━━━ Input records ━━━

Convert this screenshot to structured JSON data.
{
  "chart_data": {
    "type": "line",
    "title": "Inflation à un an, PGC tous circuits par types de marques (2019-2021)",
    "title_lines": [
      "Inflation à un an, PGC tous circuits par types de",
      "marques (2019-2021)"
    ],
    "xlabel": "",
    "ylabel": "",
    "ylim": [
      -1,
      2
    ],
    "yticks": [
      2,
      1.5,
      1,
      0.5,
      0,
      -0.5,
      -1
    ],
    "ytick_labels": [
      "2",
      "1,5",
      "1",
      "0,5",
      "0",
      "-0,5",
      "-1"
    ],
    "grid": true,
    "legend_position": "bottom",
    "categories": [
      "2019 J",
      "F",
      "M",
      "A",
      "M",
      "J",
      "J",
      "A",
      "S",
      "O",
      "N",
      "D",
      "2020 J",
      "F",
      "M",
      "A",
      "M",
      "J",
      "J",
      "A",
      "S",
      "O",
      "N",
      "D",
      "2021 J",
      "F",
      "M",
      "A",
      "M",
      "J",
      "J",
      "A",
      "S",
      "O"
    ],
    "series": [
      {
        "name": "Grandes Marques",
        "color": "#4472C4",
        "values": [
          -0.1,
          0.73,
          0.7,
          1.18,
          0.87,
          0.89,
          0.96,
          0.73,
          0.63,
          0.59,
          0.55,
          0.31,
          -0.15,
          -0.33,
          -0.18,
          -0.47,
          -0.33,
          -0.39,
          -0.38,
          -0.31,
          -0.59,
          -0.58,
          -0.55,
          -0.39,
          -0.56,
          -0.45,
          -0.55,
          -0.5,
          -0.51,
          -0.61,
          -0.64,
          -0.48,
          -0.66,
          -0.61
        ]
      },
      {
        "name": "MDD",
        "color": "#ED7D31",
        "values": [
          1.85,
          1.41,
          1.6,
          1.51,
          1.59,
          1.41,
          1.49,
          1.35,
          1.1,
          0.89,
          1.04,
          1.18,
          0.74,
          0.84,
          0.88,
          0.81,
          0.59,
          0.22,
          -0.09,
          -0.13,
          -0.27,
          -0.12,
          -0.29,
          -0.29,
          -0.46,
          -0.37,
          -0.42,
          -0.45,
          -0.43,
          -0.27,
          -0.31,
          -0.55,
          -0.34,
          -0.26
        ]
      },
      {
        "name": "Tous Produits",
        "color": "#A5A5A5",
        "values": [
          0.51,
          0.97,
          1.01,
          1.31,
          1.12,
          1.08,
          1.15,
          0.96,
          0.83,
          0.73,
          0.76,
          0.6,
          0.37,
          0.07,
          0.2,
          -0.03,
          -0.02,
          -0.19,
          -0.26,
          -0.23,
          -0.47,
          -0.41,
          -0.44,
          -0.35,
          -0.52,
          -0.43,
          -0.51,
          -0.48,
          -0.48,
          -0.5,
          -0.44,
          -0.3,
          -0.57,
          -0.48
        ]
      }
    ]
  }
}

━━━
━━━ Input records ━━━

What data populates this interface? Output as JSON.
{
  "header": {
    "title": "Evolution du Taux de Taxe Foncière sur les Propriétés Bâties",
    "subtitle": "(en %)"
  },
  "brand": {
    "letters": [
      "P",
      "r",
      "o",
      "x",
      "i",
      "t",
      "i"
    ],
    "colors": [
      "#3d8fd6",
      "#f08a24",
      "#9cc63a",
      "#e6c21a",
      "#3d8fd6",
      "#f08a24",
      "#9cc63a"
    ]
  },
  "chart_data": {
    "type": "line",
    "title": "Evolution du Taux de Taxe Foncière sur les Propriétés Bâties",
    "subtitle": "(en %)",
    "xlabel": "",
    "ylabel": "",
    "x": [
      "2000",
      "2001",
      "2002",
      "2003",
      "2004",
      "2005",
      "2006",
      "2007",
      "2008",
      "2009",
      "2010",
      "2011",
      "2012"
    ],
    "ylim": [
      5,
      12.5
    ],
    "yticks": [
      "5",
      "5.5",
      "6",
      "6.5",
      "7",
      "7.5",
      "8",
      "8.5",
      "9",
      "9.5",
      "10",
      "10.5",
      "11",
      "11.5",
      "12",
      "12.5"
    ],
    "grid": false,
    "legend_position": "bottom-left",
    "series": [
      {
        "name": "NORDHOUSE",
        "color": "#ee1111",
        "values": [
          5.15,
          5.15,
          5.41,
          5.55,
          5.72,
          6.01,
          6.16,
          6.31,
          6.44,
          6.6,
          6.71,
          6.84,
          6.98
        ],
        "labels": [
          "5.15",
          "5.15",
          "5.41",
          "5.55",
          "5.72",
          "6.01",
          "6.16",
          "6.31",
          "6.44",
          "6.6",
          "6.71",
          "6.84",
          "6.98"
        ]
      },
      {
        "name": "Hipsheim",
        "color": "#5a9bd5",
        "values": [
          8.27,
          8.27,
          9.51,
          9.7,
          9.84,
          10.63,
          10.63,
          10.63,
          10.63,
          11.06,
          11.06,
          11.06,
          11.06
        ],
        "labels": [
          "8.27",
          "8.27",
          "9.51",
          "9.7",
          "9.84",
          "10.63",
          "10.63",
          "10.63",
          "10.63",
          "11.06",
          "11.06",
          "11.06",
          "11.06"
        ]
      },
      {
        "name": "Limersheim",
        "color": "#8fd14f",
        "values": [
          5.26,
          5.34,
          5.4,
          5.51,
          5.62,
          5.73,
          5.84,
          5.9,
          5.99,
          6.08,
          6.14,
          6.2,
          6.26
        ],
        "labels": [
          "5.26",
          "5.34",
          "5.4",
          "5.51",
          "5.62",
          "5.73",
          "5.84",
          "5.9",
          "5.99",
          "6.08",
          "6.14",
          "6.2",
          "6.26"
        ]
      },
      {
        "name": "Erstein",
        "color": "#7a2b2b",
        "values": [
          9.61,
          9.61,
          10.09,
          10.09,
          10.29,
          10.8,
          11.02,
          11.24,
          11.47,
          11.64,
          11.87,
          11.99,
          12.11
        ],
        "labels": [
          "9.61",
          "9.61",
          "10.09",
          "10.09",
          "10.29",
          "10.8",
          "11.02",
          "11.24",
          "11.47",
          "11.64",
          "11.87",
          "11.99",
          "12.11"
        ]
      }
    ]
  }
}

━━━

Problem :: Note how many lines in the listing above hold the string "JSON", then give only that figure.

Output below :: 2